Your objective:
Copy out the records word for word, from their first line through the line that contains "Text: 26086〈LH〉: 26086〈LH〉 (562, 75, 605, 84)".

Element and region data
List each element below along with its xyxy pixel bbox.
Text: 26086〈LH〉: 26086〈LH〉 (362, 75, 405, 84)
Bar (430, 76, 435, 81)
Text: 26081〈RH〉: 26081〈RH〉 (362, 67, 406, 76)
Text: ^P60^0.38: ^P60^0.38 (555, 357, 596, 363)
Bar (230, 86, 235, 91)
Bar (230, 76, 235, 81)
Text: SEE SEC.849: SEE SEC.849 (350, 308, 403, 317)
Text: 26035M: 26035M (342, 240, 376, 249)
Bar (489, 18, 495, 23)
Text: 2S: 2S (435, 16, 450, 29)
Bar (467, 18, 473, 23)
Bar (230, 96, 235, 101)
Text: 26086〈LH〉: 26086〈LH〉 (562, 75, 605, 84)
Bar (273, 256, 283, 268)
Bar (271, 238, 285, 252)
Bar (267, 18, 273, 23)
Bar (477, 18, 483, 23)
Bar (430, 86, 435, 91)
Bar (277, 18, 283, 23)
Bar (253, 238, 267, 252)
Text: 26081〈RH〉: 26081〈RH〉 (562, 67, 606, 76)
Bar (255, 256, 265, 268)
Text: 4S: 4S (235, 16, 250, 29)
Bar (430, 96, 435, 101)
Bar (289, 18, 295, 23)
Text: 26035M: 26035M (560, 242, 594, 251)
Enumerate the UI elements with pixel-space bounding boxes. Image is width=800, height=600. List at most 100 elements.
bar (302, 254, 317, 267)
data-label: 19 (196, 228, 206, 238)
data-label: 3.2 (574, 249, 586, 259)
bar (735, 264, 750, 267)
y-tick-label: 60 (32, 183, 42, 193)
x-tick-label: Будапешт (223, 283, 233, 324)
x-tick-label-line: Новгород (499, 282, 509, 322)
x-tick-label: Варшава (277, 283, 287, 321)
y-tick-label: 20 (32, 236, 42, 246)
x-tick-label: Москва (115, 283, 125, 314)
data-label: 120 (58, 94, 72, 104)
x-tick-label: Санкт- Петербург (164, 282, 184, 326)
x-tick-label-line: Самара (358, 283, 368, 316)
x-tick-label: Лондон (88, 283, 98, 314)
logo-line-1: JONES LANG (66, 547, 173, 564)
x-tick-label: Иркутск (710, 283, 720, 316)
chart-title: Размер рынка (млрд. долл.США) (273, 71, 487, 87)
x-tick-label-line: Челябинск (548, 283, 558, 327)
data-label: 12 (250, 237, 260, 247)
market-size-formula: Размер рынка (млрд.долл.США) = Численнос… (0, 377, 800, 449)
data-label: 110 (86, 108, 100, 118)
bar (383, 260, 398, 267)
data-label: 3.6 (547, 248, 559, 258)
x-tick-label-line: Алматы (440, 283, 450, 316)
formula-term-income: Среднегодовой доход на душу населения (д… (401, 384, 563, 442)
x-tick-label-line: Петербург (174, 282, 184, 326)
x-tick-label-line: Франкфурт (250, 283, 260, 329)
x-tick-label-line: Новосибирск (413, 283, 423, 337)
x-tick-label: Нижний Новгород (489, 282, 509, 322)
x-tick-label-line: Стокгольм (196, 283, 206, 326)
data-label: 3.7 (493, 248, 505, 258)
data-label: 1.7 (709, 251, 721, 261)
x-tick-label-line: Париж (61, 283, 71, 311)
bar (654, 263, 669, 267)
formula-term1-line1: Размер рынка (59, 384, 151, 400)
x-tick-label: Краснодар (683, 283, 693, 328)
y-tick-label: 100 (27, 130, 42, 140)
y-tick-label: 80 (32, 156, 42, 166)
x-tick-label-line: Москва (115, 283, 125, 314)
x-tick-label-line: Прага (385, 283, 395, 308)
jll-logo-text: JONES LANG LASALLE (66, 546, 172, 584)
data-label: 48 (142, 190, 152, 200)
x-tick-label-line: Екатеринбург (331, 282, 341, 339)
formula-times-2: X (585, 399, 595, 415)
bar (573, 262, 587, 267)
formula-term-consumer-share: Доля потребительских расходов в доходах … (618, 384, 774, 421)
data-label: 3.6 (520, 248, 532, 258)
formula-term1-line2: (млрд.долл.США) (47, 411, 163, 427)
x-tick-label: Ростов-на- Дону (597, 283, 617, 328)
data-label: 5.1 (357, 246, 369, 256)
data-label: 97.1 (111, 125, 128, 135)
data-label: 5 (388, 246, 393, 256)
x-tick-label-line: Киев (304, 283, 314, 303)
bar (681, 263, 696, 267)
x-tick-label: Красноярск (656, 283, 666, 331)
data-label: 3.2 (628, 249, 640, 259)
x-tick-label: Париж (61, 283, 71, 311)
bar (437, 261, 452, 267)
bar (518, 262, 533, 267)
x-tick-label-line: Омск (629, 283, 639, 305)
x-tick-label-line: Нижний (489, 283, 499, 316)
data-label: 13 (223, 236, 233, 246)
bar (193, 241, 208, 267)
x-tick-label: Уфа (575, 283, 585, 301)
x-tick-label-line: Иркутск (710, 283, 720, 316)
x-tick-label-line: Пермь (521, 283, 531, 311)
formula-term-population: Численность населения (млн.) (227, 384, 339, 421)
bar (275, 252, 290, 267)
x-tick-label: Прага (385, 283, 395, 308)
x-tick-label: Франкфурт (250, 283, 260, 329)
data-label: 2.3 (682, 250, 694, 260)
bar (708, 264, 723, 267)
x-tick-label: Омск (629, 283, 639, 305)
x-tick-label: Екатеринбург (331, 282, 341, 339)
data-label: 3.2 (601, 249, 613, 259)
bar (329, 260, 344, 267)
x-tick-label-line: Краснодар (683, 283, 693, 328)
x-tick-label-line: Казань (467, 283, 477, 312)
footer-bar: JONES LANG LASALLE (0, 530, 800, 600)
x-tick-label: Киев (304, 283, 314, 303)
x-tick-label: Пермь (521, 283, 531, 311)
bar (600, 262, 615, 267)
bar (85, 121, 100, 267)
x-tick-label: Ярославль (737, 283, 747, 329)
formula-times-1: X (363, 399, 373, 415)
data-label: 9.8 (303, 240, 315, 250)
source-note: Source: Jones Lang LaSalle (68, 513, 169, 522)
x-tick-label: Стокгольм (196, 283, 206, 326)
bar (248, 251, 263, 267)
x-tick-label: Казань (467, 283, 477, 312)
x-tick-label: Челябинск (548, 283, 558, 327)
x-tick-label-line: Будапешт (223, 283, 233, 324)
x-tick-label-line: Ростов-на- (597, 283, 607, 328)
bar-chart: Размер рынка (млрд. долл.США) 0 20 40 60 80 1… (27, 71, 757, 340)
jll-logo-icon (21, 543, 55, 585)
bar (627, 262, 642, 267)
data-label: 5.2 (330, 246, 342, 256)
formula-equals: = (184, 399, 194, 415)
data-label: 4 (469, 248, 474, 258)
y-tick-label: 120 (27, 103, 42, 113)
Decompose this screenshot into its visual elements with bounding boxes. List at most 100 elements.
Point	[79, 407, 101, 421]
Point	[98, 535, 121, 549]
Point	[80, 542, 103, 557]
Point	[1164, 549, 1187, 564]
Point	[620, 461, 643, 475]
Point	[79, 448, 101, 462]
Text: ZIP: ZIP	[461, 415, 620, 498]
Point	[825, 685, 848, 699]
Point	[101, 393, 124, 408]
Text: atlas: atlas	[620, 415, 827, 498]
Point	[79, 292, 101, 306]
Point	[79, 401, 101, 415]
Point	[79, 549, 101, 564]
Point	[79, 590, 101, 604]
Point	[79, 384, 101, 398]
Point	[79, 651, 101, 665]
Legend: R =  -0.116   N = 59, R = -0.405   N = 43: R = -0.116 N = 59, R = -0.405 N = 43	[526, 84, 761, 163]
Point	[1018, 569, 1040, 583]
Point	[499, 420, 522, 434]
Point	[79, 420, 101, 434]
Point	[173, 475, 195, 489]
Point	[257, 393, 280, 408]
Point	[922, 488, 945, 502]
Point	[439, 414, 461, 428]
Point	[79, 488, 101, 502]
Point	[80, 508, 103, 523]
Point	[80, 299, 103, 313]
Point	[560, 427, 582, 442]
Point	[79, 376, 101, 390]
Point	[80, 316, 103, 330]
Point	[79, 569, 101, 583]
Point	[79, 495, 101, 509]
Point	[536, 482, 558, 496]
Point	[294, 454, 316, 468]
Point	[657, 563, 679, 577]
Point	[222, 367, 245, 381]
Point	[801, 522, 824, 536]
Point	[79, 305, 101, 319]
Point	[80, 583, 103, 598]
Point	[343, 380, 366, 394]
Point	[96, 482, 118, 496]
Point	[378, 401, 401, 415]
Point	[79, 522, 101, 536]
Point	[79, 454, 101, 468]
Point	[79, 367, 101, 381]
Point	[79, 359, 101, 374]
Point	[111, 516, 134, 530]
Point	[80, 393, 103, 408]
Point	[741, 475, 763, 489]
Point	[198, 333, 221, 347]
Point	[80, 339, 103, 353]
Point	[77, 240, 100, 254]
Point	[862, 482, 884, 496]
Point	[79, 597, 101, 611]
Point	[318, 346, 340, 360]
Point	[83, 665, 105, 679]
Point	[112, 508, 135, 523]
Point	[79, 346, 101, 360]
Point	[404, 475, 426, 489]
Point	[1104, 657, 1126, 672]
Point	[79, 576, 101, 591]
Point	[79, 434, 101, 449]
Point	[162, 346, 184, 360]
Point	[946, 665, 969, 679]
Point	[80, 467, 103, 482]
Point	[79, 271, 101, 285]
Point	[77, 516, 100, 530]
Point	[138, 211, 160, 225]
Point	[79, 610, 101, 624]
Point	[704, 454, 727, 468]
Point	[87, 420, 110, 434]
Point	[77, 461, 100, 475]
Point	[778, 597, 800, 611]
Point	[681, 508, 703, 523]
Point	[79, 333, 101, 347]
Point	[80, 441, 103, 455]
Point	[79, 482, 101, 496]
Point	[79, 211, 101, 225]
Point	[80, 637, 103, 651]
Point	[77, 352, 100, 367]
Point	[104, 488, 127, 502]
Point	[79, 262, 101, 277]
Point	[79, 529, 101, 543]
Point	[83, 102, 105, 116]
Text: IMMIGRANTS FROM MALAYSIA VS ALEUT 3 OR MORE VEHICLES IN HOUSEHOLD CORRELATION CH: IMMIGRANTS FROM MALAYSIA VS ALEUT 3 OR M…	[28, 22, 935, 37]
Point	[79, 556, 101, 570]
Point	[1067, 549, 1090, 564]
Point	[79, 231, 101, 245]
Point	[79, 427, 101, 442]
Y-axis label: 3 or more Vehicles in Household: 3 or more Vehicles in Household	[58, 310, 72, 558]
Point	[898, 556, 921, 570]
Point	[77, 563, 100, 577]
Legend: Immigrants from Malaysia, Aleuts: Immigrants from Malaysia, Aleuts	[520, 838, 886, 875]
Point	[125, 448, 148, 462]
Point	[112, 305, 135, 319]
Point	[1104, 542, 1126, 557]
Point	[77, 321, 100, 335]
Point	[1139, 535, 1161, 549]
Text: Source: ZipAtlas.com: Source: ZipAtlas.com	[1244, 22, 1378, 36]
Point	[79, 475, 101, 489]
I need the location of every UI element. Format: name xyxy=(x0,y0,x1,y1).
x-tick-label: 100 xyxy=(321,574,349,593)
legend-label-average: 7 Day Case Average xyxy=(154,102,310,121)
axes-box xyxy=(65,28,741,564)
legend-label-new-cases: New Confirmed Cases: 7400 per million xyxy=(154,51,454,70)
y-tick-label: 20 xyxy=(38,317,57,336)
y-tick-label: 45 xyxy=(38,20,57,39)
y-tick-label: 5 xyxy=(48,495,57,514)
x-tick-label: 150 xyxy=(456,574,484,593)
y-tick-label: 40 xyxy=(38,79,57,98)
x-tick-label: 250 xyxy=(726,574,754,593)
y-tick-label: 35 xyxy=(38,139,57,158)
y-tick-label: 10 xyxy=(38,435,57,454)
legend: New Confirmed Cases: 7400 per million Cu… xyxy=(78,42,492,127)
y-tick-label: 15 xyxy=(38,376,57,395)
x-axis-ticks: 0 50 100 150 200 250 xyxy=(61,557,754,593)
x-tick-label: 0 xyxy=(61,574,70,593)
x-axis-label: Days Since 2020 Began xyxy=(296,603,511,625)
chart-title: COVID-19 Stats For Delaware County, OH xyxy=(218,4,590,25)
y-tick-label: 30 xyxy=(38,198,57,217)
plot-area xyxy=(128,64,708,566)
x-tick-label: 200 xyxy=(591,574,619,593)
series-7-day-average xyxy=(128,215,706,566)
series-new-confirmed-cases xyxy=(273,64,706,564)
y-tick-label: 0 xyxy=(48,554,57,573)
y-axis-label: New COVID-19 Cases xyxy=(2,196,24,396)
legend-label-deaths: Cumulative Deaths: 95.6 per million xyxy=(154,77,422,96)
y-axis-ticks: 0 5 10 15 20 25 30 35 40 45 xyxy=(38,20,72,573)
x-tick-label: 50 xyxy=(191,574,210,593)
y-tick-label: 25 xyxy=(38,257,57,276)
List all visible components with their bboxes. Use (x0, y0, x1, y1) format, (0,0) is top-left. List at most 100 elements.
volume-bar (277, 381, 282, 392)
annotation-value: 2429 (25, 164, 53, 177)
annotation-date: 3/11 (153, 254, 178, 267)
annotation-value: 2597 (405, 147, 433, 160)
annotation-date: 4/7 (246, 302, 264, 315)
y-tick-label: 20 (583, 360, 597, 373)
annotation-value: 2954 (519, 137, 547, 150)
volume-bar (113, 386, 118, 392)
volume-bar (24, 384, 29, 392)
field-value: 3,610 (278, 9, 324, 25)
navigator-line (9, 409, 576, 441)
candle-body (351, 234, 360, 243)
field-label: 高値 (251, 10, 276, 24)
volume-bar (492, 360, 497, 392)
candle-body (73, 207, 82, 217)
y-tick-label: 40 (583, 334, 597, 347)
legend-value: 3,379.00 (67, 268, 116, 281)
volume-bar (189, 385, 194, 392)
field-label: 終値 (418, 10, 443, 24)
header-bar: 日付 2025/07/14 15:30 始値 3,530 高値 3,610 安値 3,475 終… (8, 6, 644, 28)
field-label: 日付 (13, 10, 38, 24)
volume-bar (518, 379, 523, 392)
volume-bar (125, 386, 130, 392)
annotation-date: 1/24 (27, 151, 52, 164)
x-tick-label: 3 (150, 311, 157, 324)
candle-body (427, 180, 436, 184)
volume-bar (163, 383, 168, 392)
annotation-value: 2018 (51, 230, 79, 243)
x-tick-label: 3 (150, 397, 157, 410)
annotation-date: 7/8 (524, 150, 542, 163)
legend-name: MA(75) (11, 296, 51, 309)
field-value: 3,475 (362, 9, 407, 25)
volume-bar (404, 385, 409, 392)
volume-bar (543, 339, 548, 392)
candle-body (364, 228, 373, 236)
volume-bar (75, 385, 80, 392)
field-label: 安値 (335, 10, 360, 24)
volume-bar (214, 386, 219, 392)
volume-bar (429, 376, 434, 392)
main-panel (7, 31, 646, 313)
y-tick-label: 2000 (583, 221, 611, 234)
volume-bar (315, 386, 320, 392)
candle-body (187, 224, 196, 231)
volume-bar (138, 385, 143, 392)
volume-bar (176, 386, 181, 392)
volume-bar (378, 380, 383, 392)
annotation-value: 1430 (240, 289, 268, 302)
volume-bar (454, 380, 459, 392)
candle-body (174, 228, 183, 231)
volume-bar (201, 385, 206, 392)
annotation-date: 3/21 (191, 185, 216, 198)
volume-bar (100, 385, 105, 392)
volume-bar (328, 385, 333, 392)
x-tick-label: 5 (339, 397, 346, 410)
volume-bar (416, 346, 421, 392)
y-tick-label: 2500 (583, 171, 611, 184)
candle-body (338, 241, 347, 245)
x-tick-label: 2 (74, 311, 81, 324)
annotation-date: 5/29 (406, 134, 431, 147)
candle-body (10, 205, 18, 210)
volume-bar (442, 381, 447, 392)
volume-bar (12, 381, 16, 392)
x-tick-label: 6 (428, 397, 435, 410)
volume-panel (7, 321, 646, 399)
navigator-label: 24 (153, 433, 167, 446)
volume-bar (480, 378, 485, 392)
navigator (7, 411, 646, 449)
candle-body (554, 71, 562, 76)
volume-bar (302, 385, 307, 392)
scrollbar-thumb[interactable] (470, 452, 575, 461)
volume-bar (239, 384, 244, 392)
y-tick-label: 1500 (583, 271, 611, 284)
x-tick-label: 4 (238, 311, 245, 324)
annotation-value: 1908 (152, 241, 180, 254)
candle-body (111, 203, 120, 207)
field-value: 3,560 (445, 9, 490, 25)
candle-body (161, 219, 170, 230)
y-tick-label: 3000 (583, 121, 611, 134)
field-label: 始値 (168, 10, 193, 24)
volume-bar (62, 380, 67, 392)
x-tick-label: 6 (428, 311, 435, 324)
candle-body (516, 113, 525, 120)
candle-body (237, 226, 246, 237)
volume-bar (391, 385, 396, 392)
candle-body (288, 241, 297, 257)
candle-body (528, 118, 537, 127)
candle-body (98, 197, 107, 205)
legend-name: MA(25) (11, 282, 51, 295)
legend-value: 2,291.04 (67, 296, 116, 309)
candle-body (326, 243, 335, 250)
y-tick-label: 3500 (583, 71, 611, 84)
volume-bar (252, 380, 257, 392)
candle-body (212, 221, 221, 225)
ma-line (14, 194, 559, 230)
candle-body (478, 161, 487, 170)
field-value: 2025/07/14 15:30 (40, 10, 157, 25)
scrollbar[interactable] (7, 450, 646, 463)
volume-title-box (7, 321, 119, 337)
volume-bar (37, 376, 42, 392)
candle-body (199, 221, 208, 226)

Response to the task:
List each element below along with its xyxy pixel bbox.
Text: 26086〈LH〉: 26086〈LH〉 (362, 75, 405, 84)
Bar (430, 76, 435, 81)
Text: 26081〈RH〉: 26081〈RH〉 (362, 67, 406, 76)
Text: ^P60^0.38: ^P60^0.38 (555, 357, 596, 363)
Bar (230, 86, 235, 91)
Bar (230, 76, 235, 81)
Text: SEE SEC.849: SEE SEC.849 (350, 308, 403, 317)
Text: 26035M: 26035M (342, 240, 376, 249)
Bar (489, 18, 495, 23)
Text: 2S: 2S (435, 16, 450, 29)
Bar (467, 18, 473, 23)
Bar (230, 96, 235, 101)
Text: 26086〈LH〉: 26086〈LH〉 (562, 75, 605, 84)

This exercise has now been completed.